* start *

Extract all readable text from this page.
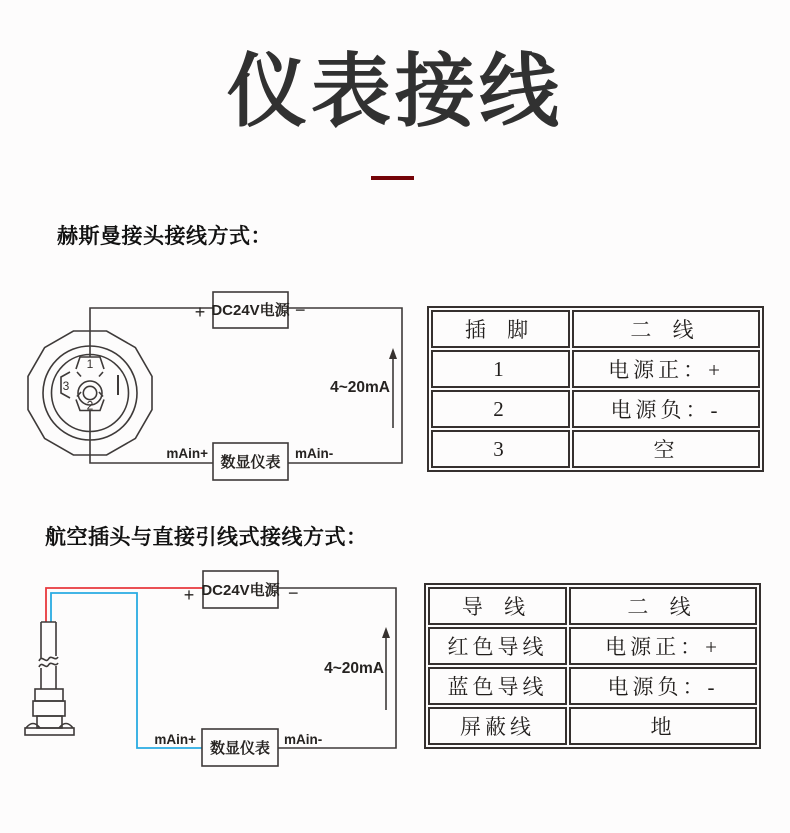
仪表接线
赫斯曼接头接线方式：
1
2
3
DC24V电源
+	−
数显仪表
mAin+	mAin-
4~20mA
插 脚	二 线
1	电源正：+
2	电源负：-
3	空
航空插头与直接引线式接线方式：
DC24V电源
+	−
数显仪表
mAin+	mAin-
4~20mA
导 线	二 线
红色导线	电源正：+
蓝色导线	电源负：-
屏蔽线	地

* end *

### Task to complete
Quote the material word for word, dropping any images it holds.

### Task output
Extract all readable text from this page.
仪表接线
赫斯曼接头接线方式：
1
2
3
DC24V电源
+	−
数显仪表
mAin+	mAin-
4~20mA
插 脚	二 线
1	电源正：+
2	电源负：-
3	空
航空插头与直接引线式接线方式：
DC24V电源
+	−
数显仪表
mAin+	mAin-
4~20mA
导 线	二 线
红色导线	电源正：+
蓝色导线	电源负：-
屏蔽线	地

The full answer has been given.